_AIM_
Copy the entries below exactly. Images do not belong in the copy.

⁂

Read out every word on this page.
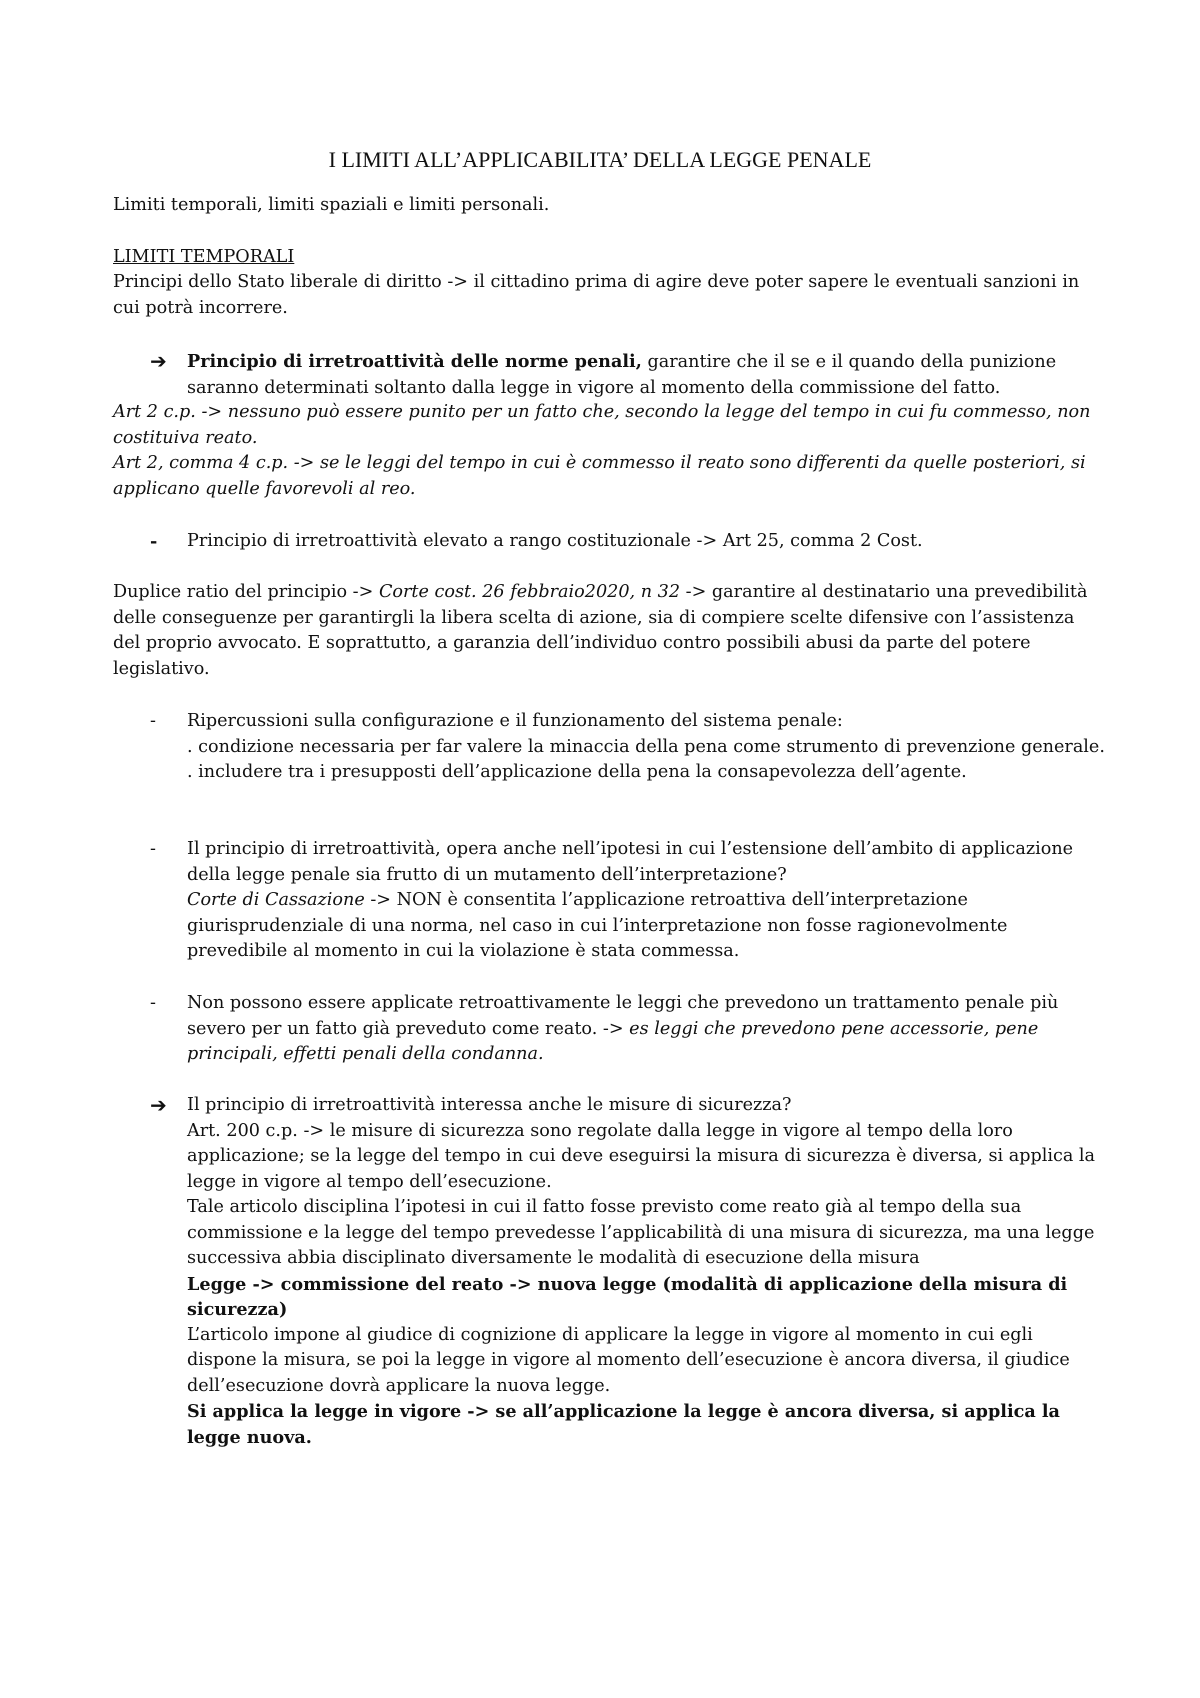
I LIMITI ALL’APPLICABILITA’ DELLA LEGGE PENALE
Limiti temporali, limiti spaziali e limiti personali.
LIMITI TEMPORALI
Principi dello Stato liberale di diritto -> il cittadino prima di agire deve poter sapere le eventuali sanzioni in cui potrà incorrere.
➔	Principio di irretroattività delle norme penali, garantire che il se e il quando della punizione saranno determinati soltanto dalla legge in vigore al momento della commissione del fatto.
Art 2 c.p. -> nessuno può essere punito per un fatto che, secondo la legge del tempo in cui fu commesso, non costituiva reato.
Art 2, comma 4 c.p. -> se le leggi del tempo in cui è commesso il reato sono differenti da quelle posteriori, si applicano quelle favorevoli al reo.
-	Principio di irretroattività elevato a rango costituzionale -> Art 25, comma 2 Cost.
Duplice ratio del principio -> Corte cost. 26 febbraio2020, n 32 -> garantire al destinatario una prevedibilità delle conseguenze per garantirgli la libera scelta di azione, sia di compiere scelte difensive con l’assistenza del proprio avvocato. E soprattutto, a garanzia dell’individuo contro possibili abusi da parte del potere legislativo.
-	Ripercussioni sulla configurazione e il funzionamento del sistema penale:
. condizione necessaria per far valere la minaccia della pena come strumento di prevenzione generale.
. includere tra i presupposti dell’applicazione della pena la consapevolezza dell’agente.
-	Il principio di irretroattività, opera anche nell’ipotesi in cui l’estensione dell’ambito di applicazione della legge penale sia frutto di un mutamento dell’interpretazione?
Corte di Cassazione -> NON è consentita l’applicazione retroattiva dell’interpretazione giurisprudenziale di una norma, nel caso in cui l’interpretazione non fosse ragionevolmente prevedibile al momento in cui la violazione è stata commessa.
-	Non possono essere applicate retroattivamente le leggi che prevedono un trattamento penale più severo per un fatto già preveduto come reato. -> es leggi che prevedono pene accessorie, pene principali, effetti penali della condanna.
➔	Il principio di irretroattività interessa anche le misure di sicurezza?
Art. 200 c.p. -> le misure di sicurezza sono regolate dalla legge in vigore al tempo della loro applicazione; se la legge del tempo in cui deve eseguirsi la misura di sicurezza è diversa, si applica la legge in vigore al tempo dell’esecuzione.
Tale articolo disciplina l’ipotesi in cui il fatto fosse previsto come reato già al tempo della sua commissione e la legge del tempo prevedesse l’applicabilità di una misura di sicurezza, ma una legge successiva abbia disciplinato diversamente le modalità di esecuzione della misura
Legge -> commissione del reato -> nuova legge (modalità di applicazione della misura di sicurezza)
L’articolo impone al giudice di cognizione di applicare la legge in vigore al momento in cui egli dispone la misura, se poi la legge in vigore al momento dell’esecuzione è ancora diversa, il giudice dell’esecuzione dovrà applicare la nuova legge.
Si applica la legge in vigore -> se all’applicazione la legge è ancora diversa, si applica la legge nuova.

⁂

_TASK OUTPUT_
Read out every word on this page.
I LIMITI ALL’APPLICABILITA’ DELLA LEGGE PENALE
Limiti temporali, limiti spaziali e limiti personali.
LIMITI TEMPORALI
Principi dello Stato liberale di diritto -> il cittadino prima di agire deve poter sapere le eventuali sanzioni in cui potrà incorrere.
➔	Principio di irretroattività delle norme penali, garantire che il se e il quando della punizione saranno determinati soltanto dalla legge in vigore al momento della commissione del fatto.
Art 2 c.p. -> nessuno può essere punito per un fatto che, secondo la legge del tempo in cui fu commesso, non costituiva reato.
Art 2, comma 4 c.p. -> se le leggi del tempo in cui è commesso il reato sono differenti da quelle posteriori, si applicano quelle favorevoli al reo.
-	Principio di irretroattività elevato a rango costituzionale -> Art 25, comma 2 Cost.
Duplice ratio del principio -> Corte cost. 26 febbraio2020, n 32 -> garantire al destinatario una prevedibilità delle conseguenze per garantirgli la libera scelta di azione, sia di compiere scelte difensive con l’assistenza del proprio avvocato. E soprattutto, a garanzia dell’individuo contro possibili abusi da parte del potere legislativo.
-	Ripercussioni sulla configurazione e il funzionamento del sistema penale:
. condizione necessaria per far valere la minaccia della pena come strumento di prevenzione generale.
. includere tra i presupposti dell’applicazione della pena la consapevolezza dell’agente.
-	Il principio di irretroattività, opera anche nell’ipotesi in cui l’estensione dell’ambito di applicazione della legge penale sia frutto di un mutamento dell’interpretazione?
Corte di Cassazione -> NON è consentita l’applicazione retroattiva dell’interpretazione giurisprudenziale di una norma, nel caso in cui l’interpretazione non fosse ragionevolmente prevedibile al momento in cui la violazione è stata commessa.
-	Non possono essere applicate retroattivamente le leggi che prevedono un trattamento penale più severo per un fatto già preveduto come reato. -> es leggi che prevedono pene accessorie, pene principali, effetti penali della condanna.
➔	Il principio di irretroattività interessa anche le misure di sicurezza?
Art. 200 c.p. -> le misure di sicurezza sono regolate dalla legge in vigore al tempo della loro applicazione; se la legge del tempo in cui deve eseguirsi la misura di sicurezza è diversa, si applica la legge in vigore al tempo dell’esecuzione.
Tale articolo disciplina l’ipotesi in cui il fatto fosse previsto come reato già al tempo della sua commissione e la legge del tempo prevedesse l’applicabilità di una misura di sicurezza, ma una legge successiva abbia disciplinato diversamente le modalità di esecuzione della misura
Legge -> commissione del reato -> nuova legge (modalità di applicazione della misura di sicurezza)
L’articolo impone al giudice di cognizione di applicare la legge in vigore al momento in cui egli dispone la misura, se poi la legge in vigore al momento dell’esecuzione è ancora diversa, il giudice dell’esecuzione dovrà applicare la nuova legge.
Si applica la legge in vigore -> se all’applicazione la legge è ancora diversa, si applica la legge nuova.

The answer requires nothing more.